Can you print every record below exactly as written?
## START Supplied data
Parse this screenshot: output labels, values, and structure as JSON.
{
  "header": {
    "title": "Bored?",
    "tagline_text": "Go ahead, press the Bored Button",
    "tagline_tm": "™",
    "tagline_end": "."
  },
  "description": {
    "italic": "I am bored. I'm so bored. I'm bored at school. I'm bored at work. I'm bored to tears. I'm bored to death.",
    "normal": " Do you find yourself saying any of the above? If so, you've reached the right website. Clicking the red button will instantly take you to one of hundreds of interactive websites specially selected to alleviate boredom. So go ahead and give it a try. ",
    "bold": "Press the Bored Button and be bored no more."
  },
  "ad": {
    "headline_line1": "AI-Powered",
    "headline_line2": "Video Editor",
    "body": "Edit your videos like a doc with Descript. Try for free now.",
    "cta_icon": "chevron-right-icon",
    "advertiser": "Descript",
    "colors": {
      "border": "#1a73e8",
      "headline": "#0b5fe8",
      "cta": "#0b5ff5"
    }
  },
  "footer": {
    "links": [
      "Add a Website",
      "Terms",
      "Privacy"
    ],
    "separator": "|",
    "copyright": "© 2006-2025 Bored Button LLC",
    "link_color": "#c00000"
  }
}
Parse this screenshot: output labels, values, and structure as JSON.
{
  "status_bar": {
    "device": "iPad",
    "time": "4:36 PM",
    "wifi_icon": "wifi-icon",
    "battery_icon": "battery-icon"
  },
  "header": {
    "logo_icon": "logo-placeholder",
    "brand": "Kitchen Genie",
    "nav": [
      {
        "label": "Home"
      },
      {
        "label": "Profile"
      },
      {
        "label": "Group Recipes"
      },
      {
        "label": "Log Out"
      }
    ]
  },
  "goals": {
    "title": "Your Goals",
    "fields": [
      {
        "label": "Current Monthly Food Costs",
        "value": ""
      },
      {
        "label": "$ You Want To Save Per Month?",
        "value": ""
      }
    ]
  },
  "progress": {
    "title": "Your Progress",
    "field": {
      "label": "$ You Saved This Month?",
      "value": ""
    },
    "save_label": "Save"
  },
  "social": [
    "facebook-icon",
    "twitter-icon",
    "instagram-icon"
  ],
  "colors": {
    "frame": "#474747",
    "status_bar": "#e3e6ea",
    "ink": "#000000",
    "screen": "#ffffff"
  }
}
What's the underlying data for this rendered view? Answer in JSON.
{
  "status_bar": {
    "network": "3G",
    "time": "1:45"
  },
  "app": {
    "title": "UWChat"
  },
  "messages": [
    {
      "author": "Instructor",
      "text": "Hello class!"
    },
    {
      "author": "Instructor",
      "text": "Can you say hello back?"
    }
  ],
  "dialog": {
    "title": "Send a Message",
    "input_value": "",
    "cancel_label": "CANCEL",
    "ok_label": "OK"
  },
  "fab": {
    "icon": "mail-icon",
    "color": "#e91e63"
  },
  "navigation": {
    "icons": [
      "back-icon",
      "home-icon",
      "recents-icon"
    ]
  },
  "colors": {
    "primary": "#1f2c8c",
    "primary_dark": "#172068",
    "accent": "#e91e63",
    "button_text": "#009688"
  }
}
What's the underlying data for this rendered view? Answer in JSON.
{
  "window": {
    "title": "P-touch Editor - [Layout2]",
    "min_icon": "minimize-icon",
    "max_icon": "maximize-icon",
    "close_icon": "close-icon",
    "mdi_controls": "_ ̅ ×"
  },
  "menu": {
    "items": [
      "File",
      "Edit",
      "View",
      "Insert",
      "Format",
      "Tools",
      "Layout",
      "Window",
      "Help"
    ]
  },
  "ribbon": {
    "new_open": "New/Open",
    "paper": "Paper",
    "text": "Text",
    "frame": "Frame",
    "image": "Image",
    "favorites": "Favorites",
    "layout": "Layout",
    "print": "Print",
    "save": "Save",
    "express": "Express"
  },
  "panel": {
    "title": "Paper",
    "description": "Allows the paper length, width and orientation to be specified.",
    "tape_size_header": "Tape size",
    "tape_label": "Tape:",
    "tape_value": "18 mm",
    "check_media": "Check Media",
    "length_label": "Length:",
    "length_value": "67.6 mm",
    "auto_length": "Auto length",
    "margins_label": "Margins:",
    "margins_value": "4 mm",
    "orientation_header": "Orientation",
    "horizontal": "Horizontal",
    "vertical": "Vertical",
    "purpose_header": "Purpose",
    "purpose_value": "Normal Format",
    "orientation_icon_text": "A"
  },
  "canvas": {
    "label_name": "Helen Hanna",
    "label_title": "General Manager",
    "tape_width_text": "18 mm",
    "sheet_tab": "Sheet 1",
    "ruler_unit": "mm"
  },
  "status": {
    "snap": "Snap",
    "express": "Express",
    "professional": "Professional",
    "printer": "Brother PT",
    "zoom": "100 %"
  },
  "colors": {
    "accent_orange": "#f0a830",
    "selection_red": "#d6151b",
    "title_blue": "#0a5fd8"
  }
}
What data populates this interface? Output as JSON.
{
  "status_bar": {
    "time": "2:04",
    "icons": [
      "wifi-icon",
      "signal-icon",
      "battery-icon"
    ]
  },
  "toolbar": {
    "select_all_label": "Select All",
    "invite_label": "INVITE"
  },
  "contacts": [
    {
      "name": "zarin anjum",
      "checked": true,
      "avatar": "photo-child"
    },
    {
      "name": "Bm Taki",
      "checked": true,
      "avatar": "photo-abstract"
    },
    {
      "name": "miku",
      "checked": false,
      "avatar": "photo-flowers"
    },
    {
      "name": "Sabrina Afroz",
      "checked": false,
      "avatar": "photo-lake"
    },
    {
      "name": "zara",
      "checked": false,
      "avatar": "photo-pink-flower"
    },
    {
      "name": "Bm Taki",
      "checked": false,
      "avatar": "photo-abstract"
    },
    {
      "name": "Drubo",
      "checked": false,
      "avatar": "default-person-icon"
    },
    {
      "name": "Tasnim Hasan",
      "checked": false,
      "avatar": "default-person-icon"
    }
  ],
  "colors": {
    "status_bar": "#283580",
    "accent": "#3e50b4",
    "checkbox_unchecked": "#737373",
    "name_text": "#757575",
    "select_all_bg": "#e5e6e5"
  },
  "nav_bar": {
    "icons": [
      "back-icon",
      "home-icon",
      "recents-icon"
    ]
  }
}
## END Supplied data
* _Expected answer_:
Parse this screenshot: output labels, values, and structure as JSON.
{
  "header": {
    "title": "Bored?",
    "tagline_text": "Go ahead, press the Bored Button",
    "tagline_tm": "™",
    "tagline_end": "."
  },
  "description": {
    "italic": "I am bored. I'm so bored. I'm bored at school. I'm bored at work. I'm bored to tears. I'm bored to death.",
    "normal": " Do you find yourself saying any of the above? If so, you've reached the right website. Clicking the red button will instantly take you to one of hundreds of interactive websites specially selected to alleviate boredom. So go ahead and give it a try. ",
    "bold": "Press the Bored Button and be bored no more."
  },
  "ad": {
    "headline_line1": "AI-Powered",
    "headline_line2": "Video Editor",
    "body": "Edit your videos like a doc with Descript. Try for free now.",
    "cta_icon": "chevron-right-icon",
    "advertiser": "Descript",
    "colors": {
      "border": "#1a73e8",
      "headline": "#0b5fe8",
      "cta": "#0b5ff5"
    }
  },
  "footer": {
    "links": [
      "Add a Website",
      "Terms",
      "Privacy"
    ],
    "separator": "|",
    "copyright": "© 2006-2025 Bored Button LLC",
    "link_color": "#c00000"
  }
}
Parse this screenshot: output labels, values, and structure as JSON.
{
  "status_bar": {
    "device": "iPad",
    "time": "4:36 PM",
    "wifi_icon": "wifi-icon",
    "battery_icon": "battery-icon"
  },
  "header": {
    "logo_icon": "logo-placeholder",
    "brand": "Kitchen Genie",
    "nav": [
      {
        "label": "Home"
      },
      {
        "label": "Profile"
      },
      {
        "label": "Group Recipes"
      },
      {
        "label": "Log Out"
      }
    ]
  },
  "goals": {
    "title": "Your Goals",
    "fields": [
      {
        "label": "Current Monthly Food Costs",
        "value": ""
      },
      {
        "label": "$ You Want To Save Per Month?",
        "value": ""
      }
    ]
  },
  "progress": {
    "title": "Your Progress",
    "field": {
      "label": "$ You Saved This Month?",
      "value": ""
    },
    "save_label": "Save"
  },
  "social": [
    "facebook-icon",
    "twitter-icon",
    "instagram-icon"
  ],
  "colors": {
    "frame": "#474747",
    "status_bar": "#e3e6ea",
    "ink": "#000000",
    "screen": "#ffffff"
  }
}
What's the underlying data for this rendered view? Answer in JSON.
{
  "status_bar": {
    "network": "3G",
    "time": "1:45"
  },
  "app": {
    "title": "UWChat"
  },
  "messages": [
    {
      "author": "Instructor",
      "text": "Hello class!"
    },
    {
      "author": "Instructor",
      "text": "Can you say hello back?"
    }
  ],
  "dialog": {
    "title": "Send a Message",
    "input_value": "",
    "cancel_label": "CANCEL",
    "ok_label": "OK"
  },
  "fab": {
    "icon": "mail-icon",
    "color": "#e91e63"
  },
  "navigation": {
    "icons": [
      "back-icon",
      "home-icon",
      "recents-icon"
    ]
  },
  "colors": {
    "primary": "#1f2c8c",
    "primary_dark": "#172068",
    "accent": "#e91e63",
    "button_text": "#009688"
  }
}
What's the underlying data for this rendered view? Answer in JSON.
{
  "window": {
    "title": "P-touch Editor - [Layout2]",
    "min_icon": "minimize-icon",
    "max_icon": "maximize-icon",
    "close_icon": "close-icon",
    "mdi_controls": "_ ̅ ×"
  },
  "menu": {
    "items": [
      "File",
      "Edit",
      "View",
      "Insert",
      "Format",
      "Tools",
      "Layout",
      "Window",
      "Help"
    ]
  },
  "ribbon": {
    "new_open": "New/Open",
    "paper": "Paper",
    "text": "Text",
    "frame": "Frame",
    "image": "Image",
    "favorites": "Favorites",
    "layout": "Layout",
    "print": "Print",
    "save": "Save",
    "express": "Express"
  },
  "panel": {
    "title": "Paper",
    "description": "Allows the paper length, width and orientation to be specified.",
    "tape_size_header": "Tape size",
    "tape_label": "Tape:",
    "tape_value": "18 mm",
    "check_media": "Check Media",
    "length_label": "Length:",
    "length_value": "67.6 mm",
    "auto_length": "Auto length",
    "margins_label": "Margins:",
    "margins_value": "4 mm",
    "orientation_header": "Orientation",
    "horizontal": "Horizontal",
    "vertical": "Vertical",
    "purpose_header": "Purpose",
    "purpose_value": "Normal Format",
    "orientation_icon_text": "A"
  },
  "canvas": {
    "label_name": "Helen Hanna",
    "label_title": "General Manager",
    "tape_width_text": "18 mm",
    "sheet_tab": "Sheet 1",
    "ruler_unit": "mm"
  },
  "status": {
    "snap": "Snap",
    "express": "Express",
    "professional": "Professional",
    "printer": "Brother PT",
    "zoom": "100 %"
  },
  "colors": {
    "accent_orange": "#f0a830",
    "selection_red": "#d6151b",
    "title_blue": "#0a5fd8"
  }
}
What data populates this interface? Output as JSON.
{
  "status_bar": {
    "time": "2:04",
    "icons": [
      "wifi-icon",
      "signal-icon",
      "battery-icon"
    ]
  },
  "toolbar": {
    "select_all_label": "Select All",
    "invite_label": "INVITE"
  },
  "contacts": [
    {
      "name": "zarin anjum",
      "checked": true,
      "avatar": "photo-child"
    },
    {
      "name": "Bm Taki",
      "checked": true,
      "avatar": "photo-abstract"
    },
    {
      "name": "miku",
      "checked": false,
      "avatar": "photo-flowers"
    },
    {
      "name": "Sabrina Afroz",
      "checked": false,
      "avatar": "photo-lake"
    },
    {
      "name": "zara",
      "checked": false,
      "avatar": "photo-pink-flower"
    },
    {
      "name": "Bm Taki",
      "checked": false,
      "avatar": "photo-abstract"
    },
    {
      "name": "Drubo",
      "checked": false,
      "avatar": "default-person-icon"
    },
    {
      "name": "Tasnim Hasan",
      "checked": false,
      "avatar": "default-person-icon"
    }
  ],
  "colors": {
    "status_bar": "#283580",
    "accent": "#3e50b4",
    "checkbox_unchecked": "#737373",
    "name_text": "#757575",
    "select_all_bg": "#e5e6e5"
  },
  "nav_bar": {
    "icons": [
      "back-icon",
      "home-icon",
      "recents-icon"
    ]
  }
}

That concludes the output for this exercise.